Short exercise: Keep only the lines where "detection" appears.

Data in this exercise:
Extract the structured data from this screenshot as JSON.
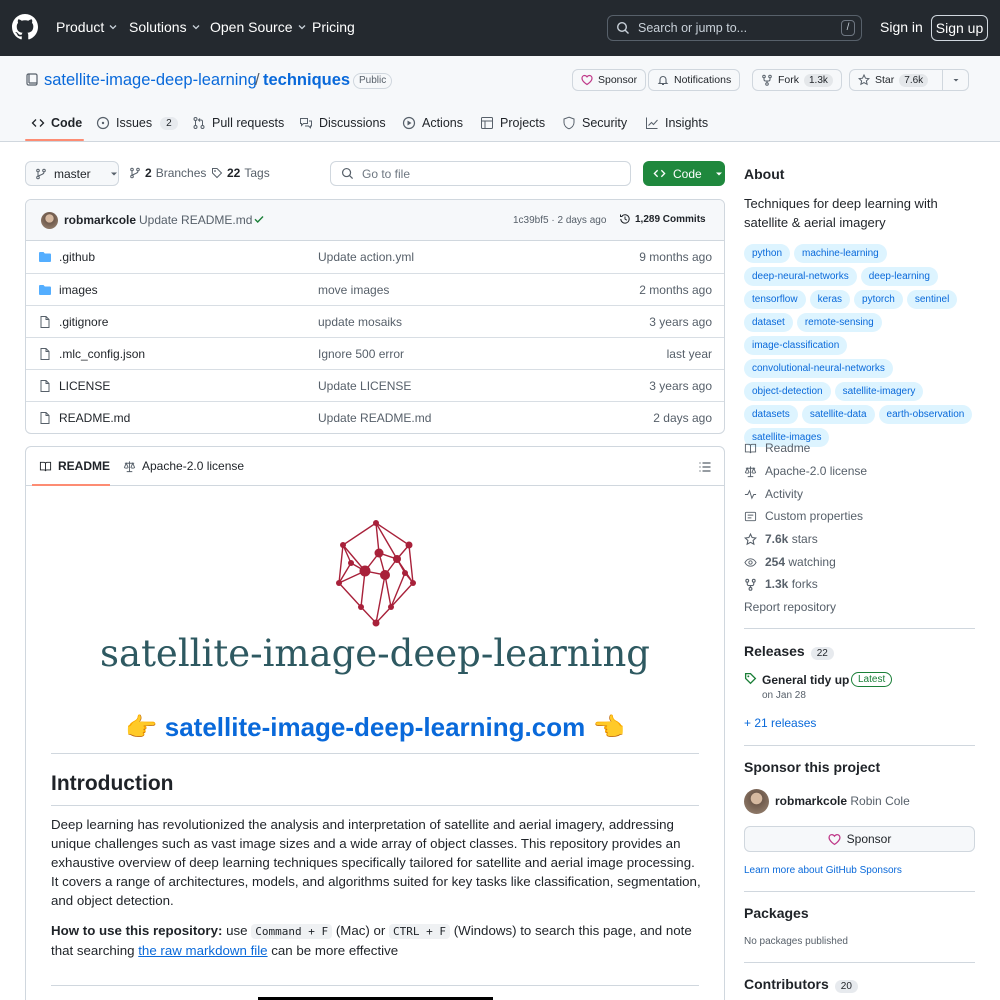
{
  "header": {
    "nav": [
      "Product",
      "Solutions",
      "Open Source",
      "Pricing"
    ],
    "search_placeholder": "Search or jump to...",
    "search_shortcut": "/",
    "signin": "Sign in",
    "signup": "Sign up"
  },
  "repo": {
    "owner": "satellite-image-deep-learning",
    "separator": "/",
    "name": "techniques",
    "visibility": "Public",
    "sponsor": "Sponsor",
    "notifications": "Notifications",
    "fork_label": "Fork",
    "fork_count": "1.3k",
    "star_label": "Star",
    "star_count": "7.6k"
  },
  "tabs": [
    {
      "label": "Code"
    },
    {
      "label": "Issues",
      "count": "2"
    },
    {
      "label": "Pull requests"
    },
    {
      "label": "Discussions"
    },
    {
      "label": "Actions"
    },
    {
      "label": "Projects"
    },
    {
      "label": "Security"
    },
    {
      "label": "Insights"
    }
  ],
  "branch": {
    "name": "master",
    "branches_count": "2",
    "branches_label": "Branches",
    "tags_count": "22",
    "tags_label": "Tags",
    "goto_placeholder": "Go to file",
    "code_button": "Code"
  },
  "latest_commit": {
    "author": "robmarkcole",
    "message": "Update README.md",
    "meta": "1c39bf5 · 2 days ago",
    "commits": "1,289 Commits"
  },
  "files": [
    {
      "type": "dir",
      "name": ".github",
      "message": "Update action.yml",
      "date": "9 months ago"
    },
    {
      "type": "dir",
      "name": "images",
      "message": "move images",
      "date": "2 months ago"
    },
    {
      "type": "file",
      "name": ".gitignore",
      "message": "update mosaiks",
      "date": "3 years ago"
    },
    {
      "type": "file",
      "name": ".mlc_config.json",
      "message": "Ignore 500 error",
      "date": "last year"
    },
    {
      "type": "file",
      "name": "LICENSE",
      "message": "Update LICENSE",
      "date": "3 years ago"
    },
    {
      "type": "file",
      "name": "README.md",
      "message": "Update README.md",
      "date": "2 days ago"
    }
  ],
  "readme": {
    "tab_readme": "README",
    "tab_license": "Apache-2.0 license",
    "logo_text": "satellite-image-deep-learning",
    "site_link": "satellite-image-deep-learning.com",
    "hand_emoji": "👉",
    "hand_emoji_back": "👈",
    "intro_heading": "Introduction",
    "intro_text": "Deep learning has revolutionized the analysis and interpretation of satellite and aerial imagery, addressing unique challenges such as vast image sizes and a wide array of object classes. This repository provides an exhaustive overview of deep learning techniques specifically tailored for satellite and aerial image processing. It covers a range of architectures, models, and algorithms suited for key tasks like classification, segmentation, and object detection.",
    "howto_label": "How to use this repository:",
    "howto_pre": "use",
    "howto_code1": "Command + F",
    "howto_mac": "(Mac) or",
    "howto_code2": "CTRL + F",
    "howto_win": "(Windows) to search this page, and note that searching",
    "howto_link": "the raw markdown file",
    "howto_end": "can be more effective"
  },
  "about": {
    "heading": "About",
    "description": "Techniques for deep learning with satellite & aerial imagery",
    "topics": [
      "python",
      "machine-learning",
      "deep-neural-networks",
      "deep-learning",
      "tensorflow",
      "keras",
      "pytorch",
      "sentinel",
      "dataset",
      "remote-sensing",
      "image-classification",
      "convolutional-neural-networks",
      "object-detection",
      "satellite-imagery",
      "datasets",
      "satellite-data",
      "earth-observation",
      "satellite-images"
    ],
    "readme": "Readme",
    "license": "Apache-2.0 license",
    "activity": "Activity",
    "custom_properties": "Custom properties",
    "stars_count": "7.6k",
    "stars_label": "stars",
    "watching_count": "254",
    "watching_label": "watching",
    "forks_count": "1.3k",
    "forks_label": "forks",
    "report": "Report repository"
  },
  "releases": {
    "heading": "Releases",
    "count": "22",
    "latest_title": "General tidy up",
    "latest_badge": "Latest",
    "latest_date": "on Jan 28",
    "more": "+ 21 releases"
  },
  "sponsor": {
    "heading": "Sponsor this project",
    "user": "robmarkcole",
    "fullname": "Robin Cole",
    "button": "Sponsor",
    "learn": "Learn more about GitHub Sponsors"
  },
  "packages": {
    "heading": "Packages",
    "none": "No packages published"
  },
  "contributors": {
    "heading": "Contributors",
    "count": "20"
  },
  "colors": {
    "header_bg": "#24292f",
    "link": "#0969da",
    "green": "#1f883d",
    "tab_underline": "#fd8c73",
    "logo_red": "#a8213a",
    "logo_teal": "#2e5961"
  }
}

Exercise response:
    "intro_text": "Deep learning has revolutionized the analysis and interpretation of satellite and aerial imagery, addressing unique challenges such as vast image sizes and a wide array of object classes. This repository provides an exhaustive overview of deep learning techniques specifically tailored for satellite and aerial image processing. It covers a range of architectures, models, and algorithms suited for key tasks like classification, segmentation, and object detection.",
      "object-detection",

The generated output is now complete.